Problem details:
Copy out the lines that include the word "我很渺小".
════════
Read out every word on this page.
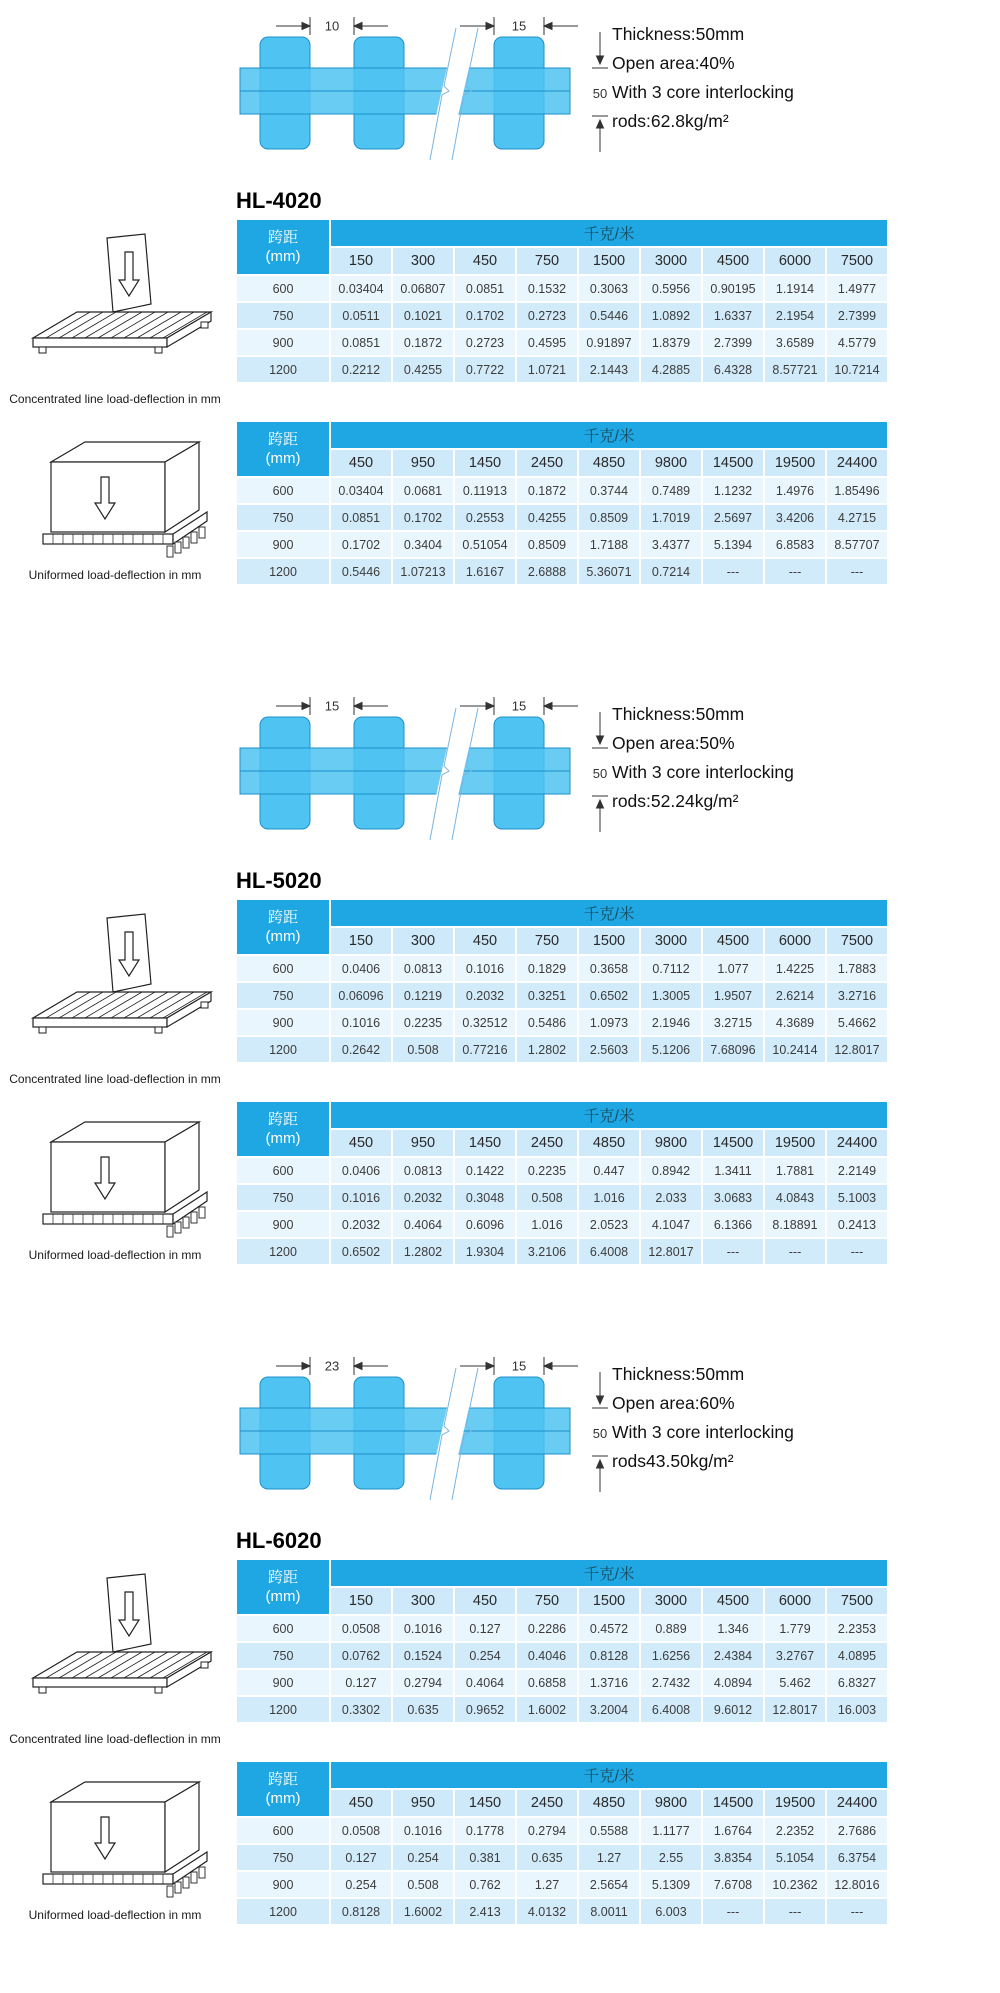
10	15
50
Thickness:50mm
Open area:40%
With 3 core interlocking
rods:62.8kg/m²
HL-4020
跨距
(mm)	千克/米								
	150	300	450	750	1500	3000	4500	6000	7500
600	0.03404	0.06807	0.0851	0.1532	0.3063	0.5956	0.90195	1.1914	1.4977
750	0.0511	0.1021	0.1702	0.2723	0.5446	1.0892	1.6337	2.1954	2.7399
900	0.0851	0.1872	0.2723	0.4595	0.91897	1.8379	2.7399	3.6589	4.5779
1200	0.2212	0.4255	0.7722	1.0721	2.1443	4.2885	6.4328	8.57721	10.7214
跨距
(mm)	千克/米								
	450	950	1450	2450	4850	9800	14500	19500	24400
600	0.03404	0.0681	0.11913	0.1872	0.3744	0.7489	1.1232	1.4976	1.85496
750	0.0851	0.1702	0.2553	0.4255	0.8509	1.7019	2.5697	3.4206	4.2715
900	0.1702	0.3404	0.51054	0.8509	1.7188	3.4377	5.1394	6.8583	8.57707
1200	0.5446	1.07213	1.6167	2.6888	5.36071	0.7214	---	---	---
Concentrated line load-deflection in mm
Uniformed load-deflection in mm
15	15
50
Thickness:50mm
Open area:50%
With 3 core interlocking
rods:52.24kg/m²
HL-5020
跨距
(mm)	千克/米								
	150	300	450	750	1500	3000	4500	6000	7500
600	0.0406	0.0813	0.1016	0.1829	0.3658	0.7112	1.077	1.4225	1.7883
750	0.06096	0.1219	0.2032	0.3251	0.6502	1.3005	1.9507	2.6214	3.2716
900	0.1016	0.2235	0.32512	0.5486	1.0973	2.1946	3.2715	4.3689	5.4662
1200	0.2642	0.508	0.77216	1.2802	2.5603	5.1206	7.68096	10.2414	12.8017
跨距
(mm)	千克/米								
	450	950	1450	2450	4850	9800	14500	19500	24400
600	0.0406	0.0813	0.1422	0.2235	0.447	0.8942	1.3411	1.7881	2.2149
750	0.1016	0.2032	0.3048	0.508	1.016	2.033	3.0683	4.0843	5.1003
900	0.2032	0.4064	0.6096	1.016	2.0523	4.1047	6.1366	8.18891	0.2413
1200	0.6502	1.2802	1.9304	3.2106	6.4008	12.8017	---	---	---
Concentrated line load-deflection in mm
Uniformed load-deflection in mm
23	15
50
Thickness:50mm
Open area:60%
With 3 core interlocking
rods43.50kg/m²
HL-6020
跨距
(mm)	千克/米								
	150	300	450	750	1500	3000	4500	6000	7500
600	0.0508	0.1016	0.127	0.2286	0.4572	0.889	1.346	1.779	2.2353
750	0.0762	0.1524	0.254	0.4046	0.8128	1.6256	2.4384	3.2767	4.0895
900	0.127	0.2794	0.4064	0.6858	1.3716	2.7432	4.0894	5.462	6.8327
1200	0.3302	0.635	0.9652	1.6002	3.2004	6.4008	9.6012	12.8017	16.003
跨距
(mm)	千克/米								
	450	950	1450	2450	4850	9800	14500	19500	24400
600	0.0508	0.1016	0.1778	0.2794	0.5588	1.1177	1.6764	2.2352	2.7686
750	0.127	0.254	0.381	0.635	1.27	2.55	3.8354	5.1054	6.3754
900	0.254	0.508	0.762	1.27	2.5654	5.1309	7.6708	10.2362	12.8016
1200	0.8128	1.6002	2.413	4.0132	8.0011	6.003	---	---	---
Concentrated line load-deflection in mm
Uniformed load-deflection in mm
════════
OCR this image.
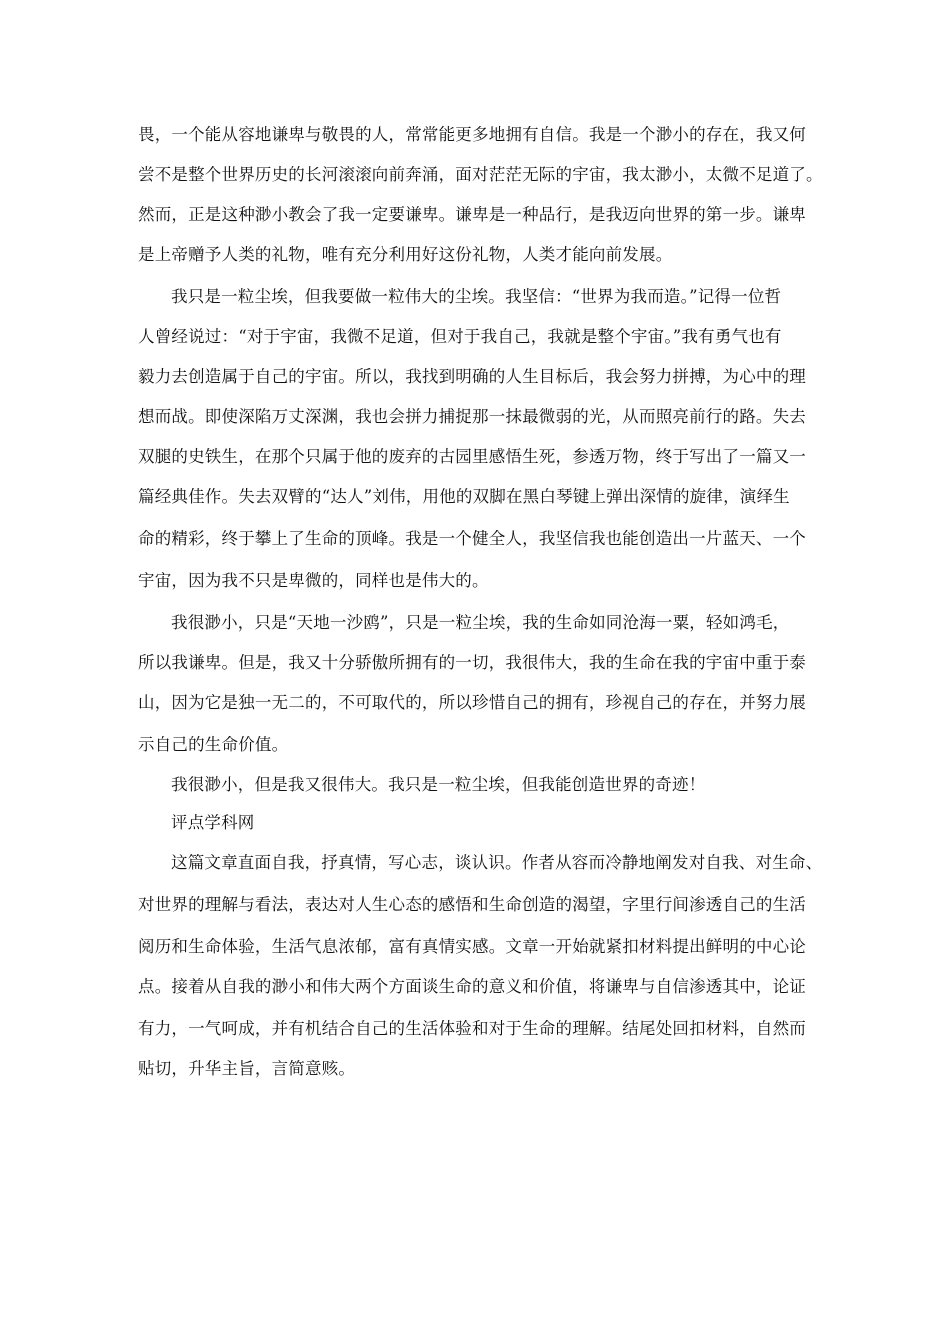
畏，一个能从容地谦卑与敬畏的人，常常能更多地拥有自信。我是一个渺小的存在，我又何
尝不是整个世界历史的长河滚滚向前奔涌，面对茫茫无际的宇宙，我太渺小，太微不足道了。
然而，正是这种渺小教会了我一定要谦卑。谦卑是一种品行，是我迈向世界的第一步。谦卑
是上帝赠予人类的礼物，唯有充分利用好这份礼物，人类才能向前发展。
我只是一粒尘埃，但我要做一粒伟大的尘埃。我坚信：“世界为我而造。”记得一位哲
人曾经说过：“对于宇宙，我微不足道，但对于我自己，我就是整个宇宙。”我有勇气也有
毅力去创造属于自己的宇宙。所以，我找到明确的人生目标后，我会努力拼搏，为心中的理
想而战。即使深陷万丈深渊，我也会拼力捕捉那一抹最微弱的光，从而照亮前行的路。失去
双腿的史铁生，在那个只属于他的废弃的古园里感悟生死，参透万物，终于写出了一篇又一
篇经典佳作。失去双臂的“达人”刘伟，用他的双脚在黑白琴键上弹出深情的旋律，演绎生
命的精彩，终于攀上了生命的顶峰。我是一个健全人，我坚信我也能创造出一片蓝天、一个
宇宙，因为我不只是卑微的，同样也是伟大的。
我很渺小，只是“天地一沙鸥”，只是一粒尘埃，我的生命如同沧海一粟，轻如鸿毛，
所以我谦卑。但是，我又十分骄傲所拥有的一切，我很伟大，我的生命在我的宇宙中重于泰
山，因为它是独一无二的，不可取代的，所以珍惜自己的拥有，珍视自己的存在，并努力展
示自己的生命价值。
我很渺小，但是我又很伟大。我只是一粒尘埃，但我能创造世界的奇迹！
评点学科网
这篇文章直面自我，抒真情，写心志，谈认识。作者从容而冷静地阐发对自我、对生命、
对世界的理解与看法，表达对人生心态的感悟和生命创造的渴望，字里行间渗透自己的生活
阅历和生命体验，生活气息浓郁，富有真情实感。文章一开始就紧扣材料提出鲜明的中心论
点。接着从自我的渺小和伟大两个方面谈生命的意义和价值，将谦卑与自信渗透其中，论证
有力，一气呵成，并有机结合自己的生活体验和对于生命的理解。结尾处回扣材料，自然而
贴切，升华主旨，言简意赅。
════════
Task result:
我很渺小，只是“天地一沙鸥”，只是一粒尘埃，我的生命如同沧海一粟，轻如鸿毛，
我很渺小，但是我又很伟大。我只是一粒尘埃，但我能创造世界的奇迹！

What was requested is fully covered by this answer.